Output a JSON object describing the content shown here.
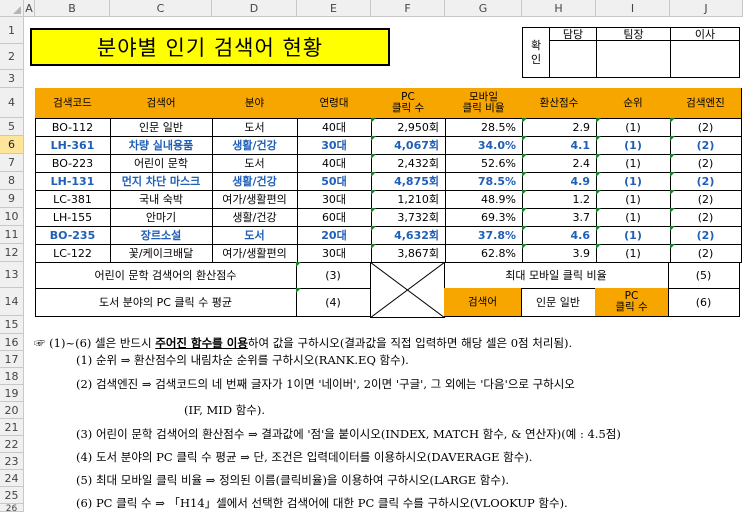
{
  "columns": [
    "A",
    "B",
    "C",
    "D",
    "E",
    "F",
    "G",
    "H",
    "I",
    "J"
  ],
  "rows": [
    "1",
    "2",
    "3",
    "4",
    "5",
    "6",
    "7",
    "8",
    "9",
    "10",
    "11",
    "12",
    "13",
    "14",
    "15",
    "16",
    "17",
    "18",
    "19",
    "20",
    "21",
    "22",
    "23",
    "24",
    "25",
    "26"
  ],
  "title": "분야별 인기 검색어 현황",
  "approval": {
    "label": "확\n인",
    "roles": [
      "담당",
      "팀장",
      "이사"
    ]
  },
  "headers": [
    "검색코드",
    "검색어",
    "분야",
    "연령대",
    "PC\n클릭 수",
    "모바일\n클릭 비율",
    "환산점수",
    "순위",
    "검색엔진"
  ],
  "table_rows": [
    {
      "code": "BO-112",
      "term": "인문 일반",
      "field": "도서",
      "age": "40대",
      "pc": "2,950회",
      "mobile": "28.5%",
      "score": "2.9",
      "rank": "(1)",
      "engine": "(2)",
      "hl": false
    },
    {
      "code": "LH-361",
      "term": "차량 실내용품",
      "field": "생활/건강",
      "age": "30대",
      "pc": "4,067회",
      "mobile": "34.0%",
      "score": "4.1",
      "rank": "(1)",
      "engine": "(2)",
      "hl": true
    },
    {
      "code": "BO-223",
      "term": "어린이 문학",
      "field": "도서",
      "age": "40대",
      "pc": "2,432회",
      "mobile": "52.6%",
      "score": "2.4",
      "rank": "(1)",
      "engine": "(2)",
      "hl": false
    },
    {
      "code": "LH-131",
      "term": "먼지 차단 마스크",
      "field": "생활/건강",
      "age": "50대",
      "pc": "4,875회",
      "mobile": "78.5%",
      "score": "4.9",
      "rank": "(1)",
      "engine": "(2)",
      "hl": true
    },
    {
      "code": "LC-381",
      "term": "국내 숙박",
      "field": "여가/생활편의",
      "age": "30대",
      "pc": "1,210회",
      "mobile": "48.9%",
      "score": "1.2",
      "rank": "(1)",
      "engine": "(2)",
      "hl": false
    },
    {
      "code": "LH-155",
      "term": "안마기",
      "field": "생활/건강",
      "age": "60대",
      "pc": "3,732회",
      "mobile": "69.3%",
      "score": "3.7",
      "rank": "(1)",
      "engine": "(2)",
      "hl": false
    },
    {
      "code": "BO-235",
      "term": "장르소설",
      "field": "도서",
      "age": "20대",
      "pc": "4,632회",
      "mobile": "37.8%",
      "score": "4.6",
      "rank": "(1)",
      "engine": "(2)",
      "hl": true
    },
    {
      "code": "LC-122",
      "term": "꽃/케이크배달",
      "field": "여가/생활편의",
      "age": "30대",
      "pc": "3,867회",
      "mobile": "62.8%",
      "score": "3.9",
      "rank": "(1)",
      "engine": "(2)",
      "hl": false
    }
  ],
  "summary": {
    "r13_label": "어린이 문학 검색어의 환산점수",
    "r13_value": "(3)",
    "r13_right_label": "최대 모바일 클릭 비율",
    "r13_right_value": "(5)",
    "r14_label": "도서 분야의 PC 클릭 수 평균",
    "r14_value": "(4)",
    "r14_h1": "검색어",
    "r14_h2": "인문 일반",
    "r14_h3": "PC\n클릭 수",
    "r14_h4": "(6)"
  },
  "notes": {
    "n16a": "☞ (1)~(6) 셀은 반드시 ",
    "n16b": "주어진 함수를 이용",
    "n16c": "하여 값을 구하시오(결과값을 직접 입력하면 해당 셀은 0점 처리됨).",
    "n17": "(1) 순위 ⇒ 환산점수의 내림차순 순위를 구하시오(RANK.EQ 함수).",
    "n18": "(2) 검색엔진 ⇒ 검색코드의 네 번째 글자가 1이면 '네이버', 2이면 '구글', 그 외에는 '다음'으로 구하시오",
    "n19": "(IF, MID 함수).",
    "n20": "(3) 어린이 문학 검색어의 환산점수 ⇒ 결과값에 '점'을 붙이시오(INDEX, MATCH 함수, & 연산자)(예 : 4.5점)",
    "n21": "(4) 도서 분야의 PC 클릭 수 평균 ⇒ 단, 조건은 입력데이터를 이용하시오(DAVERAGE 함수).",
    "n22": "(5) 최대 모바일 클릭 비율 ⇒ 정의된 이름(클릭비율)을 이용하여 구하시오(LARGE 함수).",
    "n23": "(6) PC 클릭 수 ⇒ 「H14」셀에서 선택한 검색어에 대한 PC 클릭 수를 구하시오(VLOOKUP 함수)."
  }
}
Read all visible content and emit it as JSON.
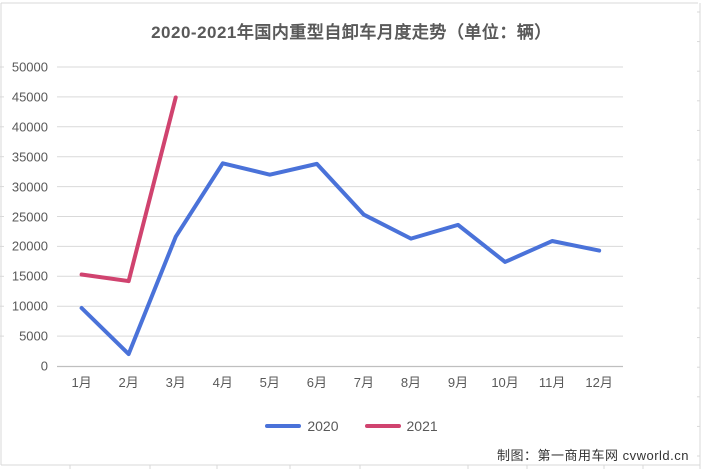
{
  "title": "2020-2021年国内重型自卸车月度走势（单位：辆）",
  "attribution": "制图：第一商用车网 cvworld.cn",
  "colors": {
    "series_2020": "#4a72d9",
    "series_2021": "#d0436f",
    "grid": "#d9d9d9",
    "axis": "#bfbfbf",
    "frame": "#d9d9d9",
    "tick_text": "#595959",
    "title_text": "#595959",
    "attribution_text": "#333333"
  },
  "chart_data": {
    "type": "line",
    "title": "2020-2021年国内重型自卸车月度走势（单位：辆）",
    "categories": [
      "1月",
      "2月",
      "3月",
      "4月",
      "5月",
      "6月",
      "7月",
      "8月",
      "9月",
      "10月",
      "11月",
      "12月"
    ],
    "series": [
      {
        "name": "2020",
        "color_key": "series_2020",
        "values": [
          9700,
          2000,
          21600,
          33900,
          32000,
          33800,
          25300,
          21300,
          23600,
          17400,
          20900,
          19300
        ]
      },
      {
        "name": "2021",
        "color_key": "series_2021",
        "values": [
          15300,
          14200,
          44900
        ]
      }
    ],
    "ylim": [
      0,
      50000
    ],
    "y_tick_step": 5000,
    "y_tick_labels": [
      "0",
      "5000",
      "10000",
      "15000",
      "20000",
      "25000",
      "30000",
      "35000",
      "40000",
      "45000",
      "50000"
    ],
    "grid": "horizontal-on",
    "legend_position": "bottom-center"
  },
  "legend": {
    "items": [
      {
        "label": "2020"
      },
      {
        "label": "2021"
      }
    ]
  }
}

============

_STATED PROBLEM:_ From the entries above, output every line exactly and omit any image.

_WRITTEN ANSWER:_
Output a JSON object describing the content shown here.
{
  "columns": [
    "A",
    "B",
    "C",
    "D",
    "E",
    "F",
    "G",
    "H",
    "I",
    "J"
  ],
  "rows": [
    "1",
    "2",
    "3",
    "4",
    "5",
    "6",
    "7",
    "8",
    "9",
    "10",
    "11",
    "12",
    "13",
    "14",
    "15",
    "16",
    "17",
    "18",
    "19",
    "20",
    "21",
    "22",
    "23",
    "24",
    "25",
    "26"
  ],
  "title": "분야별 인기 검색어 현황",
  "approval": {
    "label": "확\n인",
    "roles": [
      "담당",
      "팀장",
      "이사"
    ]
  },
  "headers": [
    "검색코드",
    "검색어",
    "분야",
    "연령대",
    "PC\n클릭 수",
    "모바일\n클릭 비율",
    "환산점수",
    "순위",
    "검색엔진"
  ],
  "table_rows": [
    {
      "code": "BO-112",
      "term": "인문 일반",
      "field": "도서",
      "age": "40대",
      "pc": "2,950회",
      "mobile": "28.5%",
      "score": "2.9",
      "rank": "(1)",
      "engine": "(2)",
      "hl": false
    },
    {
      "code": "LH-361",
      "term": "차량 실내용품",
      "field": "생활/건강",
      "age": "30대",
      "pc": "4,067회",
      "mobile": "34.0%",
      "score": "4.1",
      "rank": "(1)",
      "engine": "(2)",
      "hl": true
    },
    {
      "code": "BO-223",
      "term": "어린이 문학",
      "field": "도서",
      "age": "40대",
      "pc": "2,432회",
      "mobile": "52.6%",
      "score": "2.4",
      "rank": "(1)",
      "engine": "(2)",
      "hl": false
    },
    {
      "code": "LH-131",
      "term": "먼지 차단 마스크",
      "field": "생활/건강",
      "age": "50대",
      "pc": "4,875회",
      "mobile": "78.5%",
      "score": "4.9",
      "rank": "(1)",
      "engine": "(2)",
      "hl": true
    },
    {
      "code": "LC-381",
      "term": "국내 숙박",
      "field": "여가/생활편의",
      "age": "30대",
      "pc": "1,210회",
      "mobile": "48.9%",
      "score": "1.2",
      "rank": "(1)",
      "engine": "(2)",
      "hl": false
    },
    {
      "code": "LH-155",
      "term": "안마기",
      "field": "생활/건강",
      "age": "60대",
      "pc": "3,732회",
      "mobile": "69.3%",
      "score": "3.7",
      "rank": "(1)",
      "engine": "(2)",
      "hl": false
    },
    {
      "code": "BO-235",
      "term": "장르소설",
      "field": "도서",
      "age": "20대",
      "pc": "4,632회",
      "mobile": "37.8%",
      "score": "4.6",
      "rank": "(1)",
      "engine": "(2)",
      "hl": true
    },
    {
      "code": "LC-122",
      "term": "꽃/케이크배달",
      "field": "여가/생활편의",
      "age": "30대",
      "pc": "3,867회",
      "mobile": "62.8%",
      "score": "3.9",
      "rank": "(1)",
      "engine": "(2)",
      "hl": false
    }
  ],
  "summary": {
    "r13_label": "어린이 문학 검색어의 환산점수",
    "r13_value": "(3)",
    "r13_right_label": "최대 모바일 클릭 비율",
    "r13_right_value": "(5)",
    "r14_label": "도서 분야의 PC 클릭 수 평균",
    "r14_value": "(4)",
    "r14_h1": "검색어",
    "r14_h2": "인문 일반",
    "r14_h3": "PC\n클릭 수",
    "r14_h4": "(6)"
  },
  "notes": {
    "n16a": "☞ (1)~(6) 셀은 반드시 ",
    "n16b": "주어진 함수를 이용",
    "n16c": "하여 값을 구하시오(결과값을 직접 입력하면 해당 셀은 0점 처리됨).",
    "n17": "(1) 순위 ⇒ 환산점수의 내림차순 순위를 구하시오(RANK.EQ 함수).",
    "n18": "(2) 검색엔진 ⇒ 검색코드의 네 번째 글자가 1이면 '네이버', 2이면 '구글', 그 외에는 '다음'으로 구하시오",
    "n19": "(IF, MID 함수).",
    "n20": "(3) 어린이 문학 검색어의 환산점수 ⇒ 결과값에 '점'을 붙이시오(INDEX, MATCH 함수, & 연산자)(예 : 4.5점)",
    "n21": "(4) 도서 분야의 PC 클릭 수 평균 ⇒ 단, 조건은 입력데이터를 이용하시오(DAVERAGE 함수).",
    "n22": "(5) 최대 모바일 클릭 비율 ⇒ 정의된 이름(클릭비율)을 이용하여 구하시오(LARGE 함수).",
    "n23": "(6) PC 클릭 수 ⇒ 「H14」셀에서 선택한 검색어에 대한 PC 클릭 수를 구하시오(VLOOKUP 함수)."
  }
}
Read all visible content and emit it as JSON.
{
  "title": "2020-2021年国内重型自卸车月度走势（单位：辆）",
  "attribution": "制图：第一商用车网 cvworld.cn",
  "colors": {
    "series_2020": "#4a72d9",
    "series_2021": "#d0436f",
    "grid": "#d9d9d9",
    "axis": "#bfbfbf",
    "frame": "#d9d9d9",
    "tick_text": "#595959",
    "title_text": "#595959",
    "attribution_text": "#333333"
  },
  "chart_data": {
    "type": "line",
    "title": "2020-2021年国内重型自卸车月度走势（单位：辆）",
    "categories": [
      "1月",
      "2月",
      "3月",
      "4月",
      "5月",
      "6月",
      "7月",
      "8月",
      "9月",
      "10月",
      "11月",
      "12月"
    ],
    "series": [
      {
        "name": "2020",
        "color_key": "series_2020",
        "values": [
          9700,
          2000,
          21600,
          33900,
          32000,
          33800,
          25300,
          21300,
          23600,
          17400,
          20900,
          19300
        ]
      },
      {
        "name": "2021",
        "color_key": "series_2021",
        "values": [
          15300,
          14200,
          44900
        ]
      }
    ],
    "ylim": [
      0,
      50000
    ],
    "y_tick_step": 5000,
    "y_tick_labels": [
      "0",
      "5000",
      "10000",
      "15000",
      "20000",
      "25000",
      "30000",
      "35000",
      "40000",
      "45000",
      "50000"
    ],
    "grid": "horizontal-on",
    "legend_position": "bottom-center"
  },
  "legend": {
    "items": [
      {
        "label": "2020"
      },
      {
        "label": "2021"
      }
    ]
  }
}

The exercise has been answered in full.